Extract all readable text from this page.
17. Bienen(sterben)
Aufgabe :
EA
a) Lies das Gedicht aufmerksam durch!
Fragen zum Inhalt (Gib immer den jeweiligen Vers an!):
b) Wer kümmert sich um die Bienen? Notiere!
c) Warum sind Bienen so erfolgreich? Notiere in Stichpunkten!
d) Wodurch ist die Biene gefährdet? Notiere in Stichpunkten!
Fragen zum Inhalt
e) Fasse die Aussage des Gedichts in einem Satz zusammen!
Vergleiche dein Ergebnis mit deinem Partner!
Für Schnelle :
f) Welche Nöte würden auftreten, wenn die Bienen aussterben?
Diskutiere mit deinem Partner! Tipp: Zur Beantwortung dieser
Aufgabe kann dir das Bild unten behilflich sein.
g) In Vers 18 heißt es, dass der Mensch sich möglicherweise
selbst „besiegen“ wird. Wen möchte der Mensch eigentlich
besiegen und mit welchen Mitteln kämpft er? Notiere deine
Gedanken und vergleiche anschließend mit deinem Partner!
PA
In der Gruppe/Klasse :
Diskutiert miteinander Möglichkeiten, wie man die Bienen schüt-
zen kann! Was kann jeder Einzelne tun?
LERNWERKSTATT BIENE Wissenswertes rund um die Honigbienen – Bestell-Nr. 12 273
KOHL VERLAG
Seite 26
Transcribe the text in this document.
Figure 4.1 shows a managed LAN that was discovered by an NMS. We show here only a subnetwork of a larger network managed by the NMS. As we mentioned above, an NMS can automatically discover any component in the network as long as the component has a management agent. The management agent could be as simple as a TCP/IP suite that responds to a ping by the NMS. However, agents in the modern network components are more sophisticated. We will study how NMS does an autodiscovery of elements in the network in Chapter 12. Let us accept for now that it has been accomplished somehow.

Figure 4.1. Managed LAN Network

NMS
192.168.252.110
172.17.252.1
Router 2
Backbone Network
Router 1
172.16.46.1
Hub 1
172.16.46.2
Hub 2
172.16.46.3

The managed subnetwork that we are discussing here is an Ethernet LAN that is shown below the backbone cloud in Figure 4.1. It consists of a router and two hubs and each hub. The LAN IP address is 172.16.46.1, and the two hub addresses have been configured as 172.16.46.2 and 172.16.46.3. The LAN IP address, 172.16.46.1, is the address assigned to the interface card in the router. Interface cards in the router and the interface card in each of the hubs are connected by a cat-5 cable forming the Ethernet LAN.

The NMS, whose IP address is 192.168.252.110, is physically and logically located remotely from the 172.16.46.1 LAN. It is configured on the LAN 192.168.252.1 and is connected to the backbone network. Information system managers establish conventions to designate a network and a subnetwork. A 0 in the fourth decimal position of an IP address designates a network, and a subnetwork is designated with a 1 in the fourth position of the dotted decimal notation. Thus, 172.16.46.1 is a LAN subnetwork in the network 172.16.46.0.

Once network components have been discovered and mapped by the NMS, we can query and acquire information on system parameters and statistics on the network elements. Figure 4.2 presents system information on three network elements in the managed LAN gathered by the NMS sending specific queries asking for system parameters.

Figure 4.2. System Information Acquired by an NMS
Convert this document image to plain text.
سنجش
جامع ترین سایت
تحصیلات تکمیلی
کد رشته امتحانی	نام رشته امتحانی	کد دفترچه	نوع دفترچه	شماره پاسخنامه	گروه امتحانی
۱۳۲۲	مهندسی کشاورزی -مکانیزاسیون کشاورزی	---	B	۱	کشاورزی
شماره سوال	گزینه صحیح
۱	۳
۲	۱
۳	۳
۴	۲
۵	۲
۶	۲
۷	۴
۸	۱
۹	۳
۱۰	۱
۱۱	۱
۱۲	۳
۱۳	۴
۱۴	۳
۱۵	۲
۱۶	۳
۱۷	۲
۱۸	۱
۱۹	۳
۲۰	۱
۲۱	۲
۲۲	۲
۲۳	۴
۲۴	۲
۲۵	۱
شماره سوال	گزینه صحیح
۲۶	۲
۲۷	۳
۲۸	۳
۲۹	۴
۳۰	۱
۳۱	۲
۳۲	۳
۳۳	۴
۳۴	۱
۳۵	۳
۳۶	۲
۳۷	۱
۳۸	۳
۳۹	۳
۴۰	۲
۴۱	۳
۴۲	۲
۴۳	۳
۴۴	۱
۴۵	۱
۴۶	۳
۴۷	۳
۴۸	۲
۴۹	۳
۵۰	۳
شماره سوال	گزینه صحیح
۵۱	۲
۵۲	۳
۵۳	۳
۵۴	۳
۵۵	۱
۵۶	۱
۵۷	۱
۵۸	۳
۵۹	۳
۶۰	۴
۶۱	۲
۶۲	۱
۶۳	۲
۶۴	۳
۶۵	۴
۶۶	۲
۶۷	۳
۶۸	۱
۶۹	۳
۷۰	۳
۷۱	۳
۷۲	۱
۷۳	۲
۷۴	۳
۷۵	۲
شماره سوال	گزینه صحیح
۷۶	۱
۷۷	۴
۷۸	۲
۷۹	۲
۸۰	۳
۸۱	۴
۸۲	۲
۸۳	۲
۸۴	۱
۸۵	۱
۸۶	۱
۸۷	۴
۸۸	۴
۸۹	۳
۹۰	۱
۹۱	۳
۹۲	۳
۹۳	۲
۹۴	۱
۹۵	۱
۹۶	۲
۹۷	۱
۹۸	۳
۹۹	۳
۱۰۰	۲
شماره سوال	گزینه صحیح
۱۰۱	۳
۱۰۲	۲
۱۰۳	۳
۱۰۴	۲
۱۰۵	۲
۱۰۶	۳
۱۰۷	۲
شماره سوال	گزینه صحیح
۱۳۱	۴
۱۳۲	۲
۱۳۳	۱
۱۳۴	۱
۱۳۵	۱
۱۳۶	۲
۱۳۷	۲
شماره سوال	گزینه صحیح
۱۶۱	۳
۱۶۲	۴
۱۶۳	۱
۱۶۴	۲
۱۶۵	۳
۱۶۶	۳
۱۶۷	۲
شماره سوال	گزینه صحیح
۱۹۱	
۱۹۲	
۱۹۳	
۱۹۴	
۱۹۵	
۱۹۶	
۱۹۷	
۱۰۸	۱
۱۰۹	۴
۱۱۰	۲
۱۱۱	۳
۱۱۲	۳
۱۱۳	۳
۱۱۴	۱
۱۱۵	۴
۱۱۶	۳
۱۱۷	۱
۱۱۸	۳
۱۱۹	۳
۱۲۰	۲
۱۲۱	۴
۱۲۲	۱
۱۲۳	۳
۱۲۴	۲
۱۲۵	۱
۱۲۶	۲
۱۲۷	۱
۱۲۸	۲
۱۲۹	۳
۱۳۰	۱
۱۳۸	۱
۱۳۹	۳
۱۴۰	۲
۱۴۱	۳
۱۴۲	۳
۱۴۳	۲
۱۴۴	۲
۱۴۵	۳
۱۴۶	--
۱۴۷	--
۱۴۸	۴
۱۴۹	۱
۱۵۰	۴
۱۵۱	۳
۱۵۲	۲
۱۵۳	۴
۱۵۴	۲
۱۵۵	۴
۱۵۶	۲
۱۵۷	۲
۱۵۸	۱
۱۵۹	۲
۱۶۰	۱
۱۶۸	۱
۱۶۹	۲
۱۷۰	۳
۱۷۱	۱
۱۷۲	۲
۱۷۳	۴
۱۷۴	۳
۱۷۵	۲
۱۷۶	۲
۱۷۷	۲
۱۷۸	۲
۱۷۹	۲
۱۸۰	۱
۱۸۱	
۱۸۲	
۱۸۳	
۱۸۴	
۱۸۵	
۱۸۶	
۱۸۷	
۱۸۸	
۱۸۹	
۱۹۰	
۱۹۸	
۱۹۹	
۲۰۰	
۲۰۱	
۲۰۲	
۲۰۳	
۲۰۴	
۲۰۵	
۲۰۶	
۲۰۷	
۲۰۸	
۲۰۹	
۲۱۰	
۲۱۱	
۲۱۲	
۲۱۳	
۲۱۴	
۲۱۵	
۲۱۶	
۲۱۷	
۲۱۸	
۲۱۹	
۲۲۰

> _Problem requirements_
Print the line containing "Convert this document image to plain text." and every line after it to the end of the records above, exactly as written, and nothing else.

> _Correct output_
Convert this document image to plain text.
سنجش
جامع ترین سایت
تحصیلات تکمیلی
کد رشته امتحانی	نام رشته امتحانی	کد دفترچه	نوع دفترچه	شماره پاسخنامه	گروه امتحانی
۱۳۲۲	مهندسی کشاورزی -مکانیزاسیون کشاورزی	---	B	۱	کشاورزی
شماره سوال	گزینه صحیح
۱	۳
۲	۱
۳	۳
۴	۲
۵	۲
۶	۲
۷	۴
۸	۱
۹	۳
۱۰	۱
۱۱	۱
۱۲	۳
۱۳	۴
۱۴	۳
۱۵	۲
۱۶	۳
۱۷	۲
۱۸	۱
۱۹	۳
۲۰	۱
۲۱	۲
۲۲	۲
۲۳	۴
۲۴	۲
۲۵	۱
شماره سوال	گزینه صحیح
۲۶	۲
۲۷	۳
۲۸	۳
۲۹	۴
۳۰	۱
۳۱	۲
۳۲	۳
۳۳	۴
۳۴	۱
۳۵	۳
۳۶	۲
۳۷	۱
۳۸	۳
۳۹	۳
۴۰	۲
۴۱	۳
۴۲	۲
۴۳	۳
۴۴	۱
۴۵	۱
۴۶	۳
۴۷	۳
۴۸	۲
۴۹	۳
۵۰	۳
شماره سوال	گزینه صحیح
۵۱	۲
۵۲	۳
۵۳	۳
۵۴	۳
۵۵	۱
۵۶	۱
۵۷	۱
۵۸	۳
۵۹	۳
۶۰	۴
۶۱	۲
۶۲	۱
۶۳	۲
۶۴	۳
۶۵	۴
۶۶	۲
۶۷	۳
۶۸	۱
۶۹	۳
۷۰	۳
۷۱	۳
۷۲	۱
۷۳	۲
۷۴	۳
۷۵	۲
شماره سوال	گزینه صحیح
۷۶	۱
۷۷	۴
۷۸	۲
۷۹	۲
۸۰	۳
۸۱	۴
۸۲	۲
۸۳	۲
۸۴	۱
۸۵	۱
۸۶	۱
۸۷	۴
۸۸	۴
۸۹	۳
۹۰	۱
۹۱	۳
۹۲	۳
۹۳	۲
۹۴	۱
۹۵	۱
۹۶	۲
۹۷	۱
۹۸	۳
۹۹	۳
۱۰۰	۲
شماره سوال	گزینه صحیح
۱۰۱	۳
۱۰۲	۲
۱۰۳	۳
۱۰۴	۲
۱۰۵	۲
۱۰۶	۳
۱۰۷	۲
شماره سوال	گزینه صحیح
۱۳۱	۴
۱۳۲	۲
۱۳۳	۱
۱۳۴	۱
۱۳۵	۱
۱۳۶	۲
۱۳۷	۲
شماره سوال	گزینه صحیح
۱۶۱	۳
۱۶۲	۴
۱۶۳	۱
۱۶۴	۲
۱۶۵	۳
۱۶۶	۳
۱۶۷	۲
شماره سوال	گزینه صحیح
۱۹۱	
۱۹۲	
۱۹۳	
۱۹۴	
۱۹۵	
۱۹۶	
۱۹۷	
۱۰۸	۱
۱۰۹	۴
۱۱۰	۲
۱۱۱	۳
۱۱۲	۳
۱۱۳	۳
۱۱۴	۱
۱۱۵	۴
۱۱۶	۳
۱۱۷	۱
۱۱۸	۳
۱۱۹	۳
۱۲۰	۲
۱۲۱	۴
۱۲۲	۱
۱۲۳	۳
۱۲۴	۲
۱۲۵	۱
۱۲۶	۲
۱۲۷	۱
۱۲۸	۲
۱۲۹	۳
۱۳۰	۱
۱۳۸	۱
۱۳۹	۳
۱۴۰	۲
۱۴۱	۳
۱۴۲	۳
۱۴۳	۲
۱۴۴	۲
۱۴۵	۳
۱۴۶	--
۱۴۷	--
۱۴۸	۴
۱۴۹	۱
۱۵۰	۴
۱۵۱	۳
۱۵۲	۲
۱۵۳	۴
۱۵۴	۲
۱۵۵	۴
۱۵۶	۲
۱۵۷	۲
۱۵۸	۱
۱۵۹	۲
۱۶۰	۱
۱۶۸	۱
۱۶۹	۲
۱۷۰	۳
۱۷۱	۱
۱۷۲	۲
۱۷۳	۴
۱۷۴	۳
۱۷۵	۲
۱۷۶	۲
۱۷۷	۲
۱۷۸	۲
۱۷۹	۲
۱۸۰	۱
۱۸۱	
۱۸۲	
۱۸۳	
۱۸۴	
۱۸۵	
۱۸۶	
۱۸۷	
۱۸۸	
۱۸۹	
۱۹۰	
۱۹۸	
۱۹۹	
۲۰۰	
۲۰۱	
۲۰۲	
۲۰۳	
۲۰۴	
۲۰۵	
۲۰۶	
۲۰۷	
۲۰۸	
۲۰۹	
۲۱۰	
۲۱۱	
۲۱۲	
۲۱۳	
۲۱۴	
۲۱۵	
۲۱۶	
۲۱۷	
۲۱۸	
۲۱۹	
۲۲۰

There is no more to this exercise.